WORK TO DO:
How many lines in the records below hold the string "document"? Please answer with the number and nothing more.

INPUT MATERIAL:
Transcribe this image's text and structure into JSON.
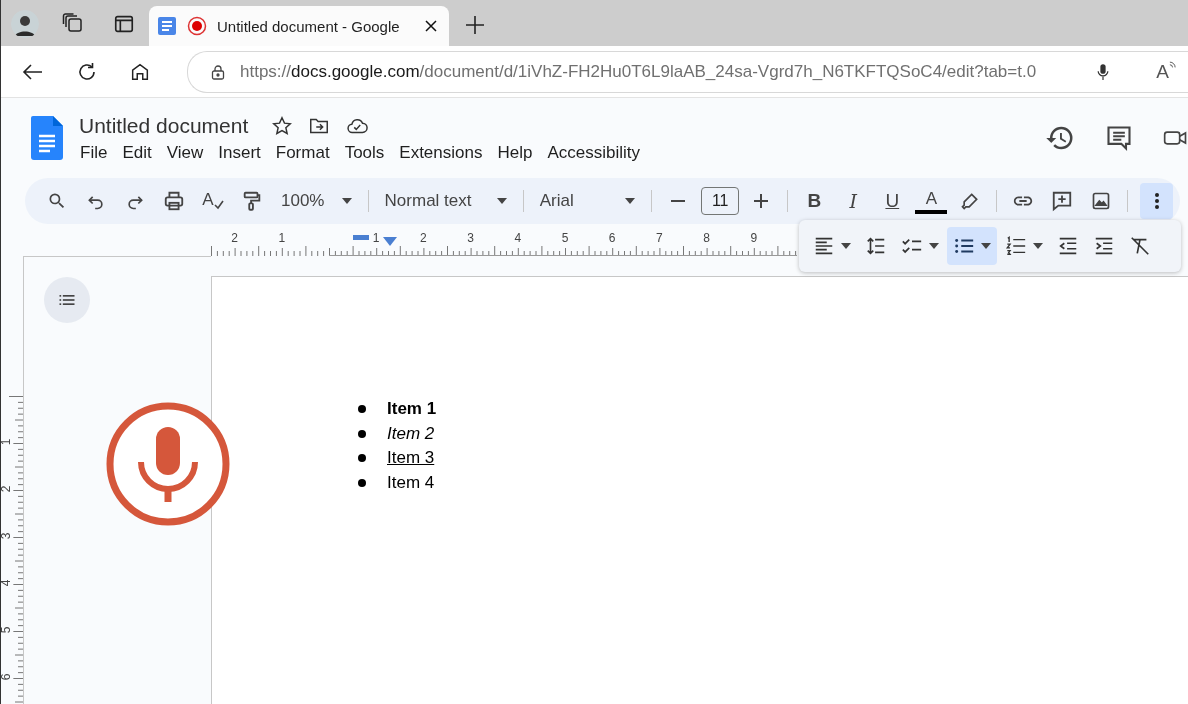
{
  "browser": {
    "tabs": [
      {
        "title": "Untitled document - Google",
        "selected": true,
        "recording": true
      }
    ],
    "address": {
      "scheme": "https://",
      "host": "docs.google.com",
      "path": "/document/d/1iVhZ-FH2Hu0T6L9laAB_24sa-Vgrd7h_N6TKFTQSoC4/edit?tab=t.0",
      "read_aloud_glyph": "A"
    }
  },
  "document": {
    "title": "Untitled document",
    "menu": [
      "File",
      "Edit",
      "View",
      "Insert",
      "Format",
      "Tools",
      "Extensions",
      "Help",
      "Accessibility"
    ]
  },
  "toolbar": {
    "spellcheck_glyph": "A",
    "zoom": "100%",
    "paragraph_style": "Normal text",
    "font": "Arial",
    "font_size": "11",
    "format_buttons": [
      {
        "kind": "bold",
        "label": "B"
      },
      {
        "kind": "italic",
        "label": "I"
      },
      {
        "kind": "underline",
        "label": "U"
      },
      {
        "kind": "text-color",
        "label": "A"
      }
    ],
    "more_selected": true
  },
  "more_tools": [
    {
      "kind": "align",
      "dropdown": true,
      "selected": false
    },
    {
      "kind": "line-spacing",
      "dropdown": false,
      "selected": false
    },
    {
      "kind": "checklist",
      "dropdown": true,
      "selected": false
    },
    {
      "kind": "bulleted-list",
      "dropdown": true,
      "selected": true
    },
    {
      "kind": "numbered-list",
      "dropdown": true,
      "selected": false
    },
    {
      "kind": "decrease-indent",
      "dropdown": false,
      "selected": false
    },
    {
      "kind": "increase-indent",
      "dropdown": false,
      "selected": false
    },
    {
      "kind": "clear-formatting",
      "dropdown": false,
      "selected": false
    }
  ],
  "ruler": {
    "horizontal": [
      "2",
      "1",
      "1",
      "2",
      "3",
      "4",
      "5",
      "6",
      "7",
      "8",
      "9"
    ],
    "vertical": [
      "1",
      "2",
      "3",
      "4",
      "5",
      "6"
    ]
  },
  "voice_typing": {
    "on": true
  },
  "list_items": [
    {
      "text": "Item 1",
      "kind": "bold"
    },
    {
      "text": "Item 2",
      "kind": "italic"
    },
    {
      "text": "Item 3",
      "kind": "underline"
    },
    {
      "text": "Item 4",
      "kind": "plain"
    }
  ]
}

==

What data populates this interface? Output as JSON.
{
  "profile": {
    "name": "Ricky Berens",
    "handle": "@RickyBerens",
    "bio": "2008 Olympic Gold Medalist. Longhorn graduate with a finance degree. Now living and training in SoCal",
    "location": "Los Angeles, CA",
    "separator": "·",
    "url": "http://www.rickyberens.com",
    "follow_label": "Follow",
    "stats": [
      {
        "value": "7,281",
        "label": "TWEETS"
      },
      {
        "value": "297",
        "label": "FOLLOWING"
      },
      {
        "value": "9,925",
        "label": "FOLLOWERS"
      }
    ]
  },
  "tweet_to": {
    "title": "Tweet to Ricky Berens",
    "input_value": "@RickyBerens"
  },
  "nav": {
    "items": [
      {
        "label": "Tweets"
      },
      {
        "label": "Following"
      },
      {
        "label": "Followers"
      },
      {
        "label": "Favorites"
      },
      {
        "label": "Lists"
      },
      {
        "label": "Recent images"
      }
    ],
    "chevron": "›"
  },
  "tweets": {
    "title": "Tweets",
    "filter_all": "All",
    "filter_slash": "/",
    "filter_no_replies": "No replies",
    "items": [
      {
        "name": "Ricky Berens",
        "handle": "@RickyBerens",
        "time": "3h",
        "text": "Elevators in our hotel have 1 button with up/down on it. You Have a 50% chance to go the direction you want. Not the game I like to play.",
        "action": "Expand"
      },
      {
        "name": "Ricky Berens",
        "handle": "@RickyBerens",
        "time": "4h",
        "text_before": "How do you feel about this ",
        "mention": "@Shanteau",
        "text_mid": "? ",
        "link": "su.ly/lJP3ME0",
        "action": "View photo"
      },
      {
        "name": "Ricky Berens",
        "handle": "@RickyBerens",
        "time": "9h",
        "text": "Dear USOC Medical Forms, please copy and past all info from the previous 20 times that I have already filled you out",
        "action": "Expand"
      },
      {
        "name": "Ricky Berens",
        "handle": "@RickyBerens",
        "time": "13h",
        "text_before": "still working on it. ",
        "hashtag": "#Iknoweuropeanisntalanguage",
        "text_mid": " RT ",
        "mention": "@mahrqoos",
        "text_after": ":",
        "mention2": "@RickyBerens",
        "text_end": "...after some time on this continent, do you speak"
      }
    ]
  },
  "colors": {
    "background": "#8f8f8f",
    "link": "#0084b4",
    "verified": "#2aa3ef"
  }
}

TASK RESPONSE:
4